Stored data entries:
— start —
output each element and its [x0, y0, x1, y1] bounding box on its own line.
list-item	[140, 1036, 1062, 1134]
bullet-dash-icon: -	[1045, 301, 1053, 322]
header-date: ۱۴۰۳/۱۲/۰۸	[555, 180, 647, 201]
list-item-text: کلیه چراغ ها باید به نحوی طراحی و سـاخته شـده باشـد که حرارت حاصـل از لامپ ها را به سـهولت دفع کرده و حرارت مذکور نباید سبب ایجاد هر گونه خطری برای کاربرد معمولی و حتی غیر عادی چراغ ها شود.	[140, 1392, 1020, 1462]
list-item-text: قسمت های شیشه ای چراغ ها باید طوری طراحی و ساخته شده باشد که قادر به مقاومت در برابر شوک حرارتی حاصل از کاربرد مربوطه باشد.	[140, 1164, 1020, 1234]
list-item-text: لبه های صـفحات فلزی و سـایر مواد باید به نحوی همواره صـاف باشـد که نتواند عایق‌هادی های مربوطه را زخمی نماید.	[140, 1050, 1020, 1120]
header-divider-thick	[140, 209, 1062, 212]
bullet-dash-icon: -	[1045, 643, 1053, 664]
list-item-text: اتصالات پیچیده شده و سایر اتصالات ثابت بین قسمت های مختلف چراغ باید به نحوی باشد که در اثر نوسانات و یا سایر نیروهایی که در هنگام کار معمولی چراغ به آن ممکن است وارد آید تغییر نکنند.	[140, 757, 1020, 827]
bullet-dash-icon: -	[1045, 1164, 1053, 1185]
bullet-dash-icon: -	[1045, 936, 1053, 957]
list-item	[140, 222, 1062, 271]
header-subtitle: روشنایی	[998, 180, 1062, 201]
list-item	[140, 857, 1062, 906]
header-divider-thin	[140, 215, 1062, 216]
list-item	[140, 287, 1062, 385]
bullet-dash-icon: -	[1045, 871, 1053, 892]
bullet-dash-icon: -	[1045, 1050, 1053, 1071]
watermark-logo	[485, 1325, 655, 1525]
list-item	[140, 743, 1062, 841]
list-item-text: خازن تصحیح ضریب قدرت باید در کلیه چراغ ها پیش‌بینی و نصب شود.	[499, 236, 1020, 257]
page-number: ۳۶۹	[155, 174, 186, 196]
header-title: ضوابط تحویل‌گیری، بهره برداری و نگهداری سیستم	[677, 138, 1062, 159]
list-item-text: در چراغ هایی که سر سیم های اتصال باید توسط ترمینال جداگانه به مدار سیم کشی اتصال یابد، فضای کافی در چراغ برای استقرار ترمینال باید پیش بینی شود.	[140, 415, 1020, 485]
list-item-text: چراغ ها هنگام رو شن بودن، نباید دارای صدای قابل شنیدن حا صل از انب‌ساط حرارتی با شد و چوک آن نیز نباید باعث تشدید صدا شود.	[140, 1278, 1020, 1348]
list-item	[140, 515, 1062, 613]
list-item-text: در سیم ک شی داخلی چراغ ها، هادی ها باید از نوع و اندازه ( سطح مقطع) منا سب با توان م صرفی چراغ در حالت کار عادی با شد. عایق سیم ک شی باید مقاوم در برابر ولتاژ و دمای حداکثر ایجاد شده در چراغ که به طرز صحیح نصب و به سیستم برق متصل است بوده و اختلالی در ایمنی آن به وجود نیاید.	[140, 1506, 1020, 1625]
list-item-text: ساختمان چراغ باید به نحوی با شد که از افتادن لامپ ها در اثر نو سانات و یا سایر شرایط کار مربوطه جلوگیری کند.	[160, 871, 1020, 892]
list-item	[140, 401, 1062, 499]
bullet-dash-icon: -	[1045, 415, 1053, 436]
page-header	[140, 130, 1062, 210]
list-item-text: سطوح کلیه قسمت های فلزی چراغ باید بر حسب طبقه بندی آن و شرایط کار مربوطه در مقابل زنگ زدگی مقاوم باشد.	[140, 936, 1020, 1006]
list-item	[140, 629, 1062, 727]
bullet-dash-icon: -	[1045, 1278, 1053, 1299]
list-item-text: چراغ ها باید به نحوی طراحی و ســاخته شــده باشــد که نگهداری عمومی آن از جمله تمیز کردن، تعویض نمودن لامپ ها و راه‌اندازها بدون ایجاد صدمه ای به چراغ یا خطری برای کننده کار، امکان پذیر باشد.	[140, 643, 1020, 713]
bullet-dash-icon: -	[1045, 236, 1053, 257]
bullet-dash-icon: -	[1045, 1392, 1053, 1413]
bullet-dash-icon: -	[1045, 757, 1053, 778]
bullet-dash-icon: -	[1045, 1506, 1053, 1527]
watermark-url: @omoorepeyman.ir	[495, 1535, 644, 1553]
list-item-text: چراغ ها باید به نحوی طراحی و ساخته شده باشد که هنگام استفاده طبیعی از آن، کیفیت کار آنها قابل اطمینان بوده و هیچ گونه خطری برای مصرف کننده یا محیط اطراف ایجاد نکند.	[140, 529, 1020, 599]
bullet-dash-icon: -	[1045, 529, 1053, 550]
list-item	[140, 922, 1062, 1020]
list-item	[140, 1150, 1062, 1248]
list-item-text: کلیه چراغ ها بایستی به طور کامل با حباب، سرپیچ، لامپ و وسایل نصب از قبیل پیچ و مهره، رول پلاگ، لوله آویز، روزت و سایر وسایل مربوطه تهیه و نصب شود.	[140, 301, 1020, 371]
— end —
* Task prompt *
Replace every "bullet-dash-icon" in the data above with "dash-bullet-marker", and keep everything else the same.

* Reply *
output each element and its [x0, y0, x1, y1] bounding box on its own line.
list-item	[140, 1036, 1062, 1134]
dash-bullet-marker: -	[1045, 301, 1053, 322]
header-date: ۱۴۰۳/۱۲/۰۸	[555, 180, 647, 201]
list-item-text: کلیه چراغ ها باید به نحوی طراحی و سـاخته شـده باشـد که حرارت حاصـل از لامپ ها را به سـهولت دفع کرده و حرارت مذکور نباید سبب ایجاد هر گونه خطری برای کاربرد معمولی و حتی غیر عادی چراغ ها شود.	[140, 1392, 1020, 1462]
list-item-text: قسمت های شیشه ای چراغ ها باید طوری طراحی و ساخته شده باشد که قادر به مقاومت در برابر شوک حرارتی حاصل از کاربرد مربوطه باشد.	[140, 1164, 1020, 1234]
list-item-text: لبه های صـفحات فلزی و سـایر مواد باید به نحوی همواره صـاف باشـد که نتواند عایق‌هادی های مربوطه را زخمی نماید.	[140, 1050, 1020, 1120]
header-divider-thick	[140, 209, 1062, 212]
dash-bullet-marker: -	[1045, 643, 1053, 664]
list-item-text: اتصالات پیچیده شده و سایر اتصالات ثابت بین قسمت های مختلف چراغ باید به نحوی باشد که در اثر نوسانات و یا سایر نیروهایی که در هنگام کار معمولی چراغ به آن ممکن است وارد آید تغییر نکنند.	[140, 757, 1020, 827]
dash-bullet-marker: -	[1045, 1164, 1053, 1185]
dash-bullet-marker: -	[1045, 936, 1053, 957]
list-item	[140, 222, 1062, 271]
header-subtitle: روشنایی	[998, 180, 1062, 201]
list-item	[140, 857, 1062, 906]
header-divider-thin	[140, 215, 1062, 216]
list-item	[140, 287, 1062, 385]
dash-bullet-marker: -	[1045, 871, 1053, 892]
dash-bullet-marker: -	[1045, 1050, 1053, 1071]
watermark-logo	[485, 1325, 655, 1525]
list-item	[140, 743, 1062, 841]
list-item-text: خازن تصحیح ضریب قدرت باید در کلیه چراغ ها پیش‌بینی و نصب شود.	[499, 236, 1020, 257]
page-number: ۳۶۹	[155, 174, 186, 196]
header-title: ضوابط تحویل‌گیری، بهره برداری و نگهداری سیستم	[677, 138, 1062, 159]
list-item-text: در چراغ هایی که سر سیم های اتصال باید توسط ترمینال جداگانه به مدار سیم کشی اتصال یابد، فضای کافی در چراغ برای استقرار ترمینال باید پیش بینی شود.	[140, 415, 1020, 485]
list-item-text: چراغ ها هنگام رو شن بودن، نباید دارای صدای قابل شنیدن حا صل از انب‌ساط حرارتی با شد و چوک آن نیز نباید باعث تشدید صدا شود.	[140, 1278, 1020, 1348]
list-item	[140, 515, 1062, 613]
list-item-text: در سیم ک شی داخلی چراغ ها، هادی ها باید از نوع و اندازه ( سطح مقطع) منا سب با توان م صرفی چراغ در حالت کار عادی با شد. عایق سیم ک شی باید مقاوم در برابر ولتاژ و دمای حداکثر ایجاد شده در چراغ که به طرز صحیح نصب و به سیستم برق متصل است بوده و اختلالی در ایمنی آن به وجود نیاید.	[140, 1506, 1020, 1625]
list-item-text: ساختمان چراغ باید به نحوی با شد که از افتادن لامپ ها در اثر نو سانات و یا سایر شرایط کار مربوطه جلوگیری کند.	[160, 871, 1020, 892]
list-item	[140, 401, 1062, 499]
dash-bullet-marker: -	[1045, 415, 1053, 436]
page-header	[140, 130, 1062, 210]
list-item-text: سطوح کلیه قسمت های فلزی چراغ باید بر حسب طبقه بندی آن و شرایط کار مربوطه در مقابل زنگ زدگی مقاوم باشد.	[140, 936, 1020, 1006]
list-item	[140, 629, 1062, 727]
dash-bullet-marker: -	[1045, 1278, 1053, 1299]
list-item-text: چراغ ها باید به نحوی طراحی و ســاخته شــده باشــد که نگهداری عمومی آن از جمله تمیز کردن، تعویض نمودن لامپ ها و راه‌اندازها بدون ایجاد صدمه ای به چراغ یا خطری برای کننده کار، امکان پذیر باشد.	[140, 643, 1020, 713]
dash-bullet-marker: -	[1045, 236, 1053, 257]
dash-bullet-marker: -	[1045, 1392, 1053, 1413]
dash-bullet-marker: -	[1045, 757, 1053, 778]
dash-bullet-marker: -	[1045, 1506, 1053, 1527]
watermark-url: @omoorepeyman.ir	[495, 1535, 644, 1553]
list-item-text: چراغ ها باید به نحوی طراحی و ساخته شده باشد که هنگام استفاده طبیعی از آن، کیفیت کار آنها قابل اطمینان بوده و هیچ گونه خطری برای مصرف کننده یا محیط اطراف ایجاد نکند.	[140, 529, 1020, 599]
dash-bullet-marker: -	[1045, 529, 1053, 550]
list-item	[140, 922, 1062, 1020]
list-item	[140, 1150, 1062, 1248]
list-item-text: کلیه چراغ ها بایستی به طور کامل با حباب، سرپیچ، لامپ و وسایل نصب از قبیل پیچ و مهره، رول پلاگ، لوله آویز، روزت و سایر وسایل مربوطه تهیه و نصب شود.	[140, 301, 1020, 371]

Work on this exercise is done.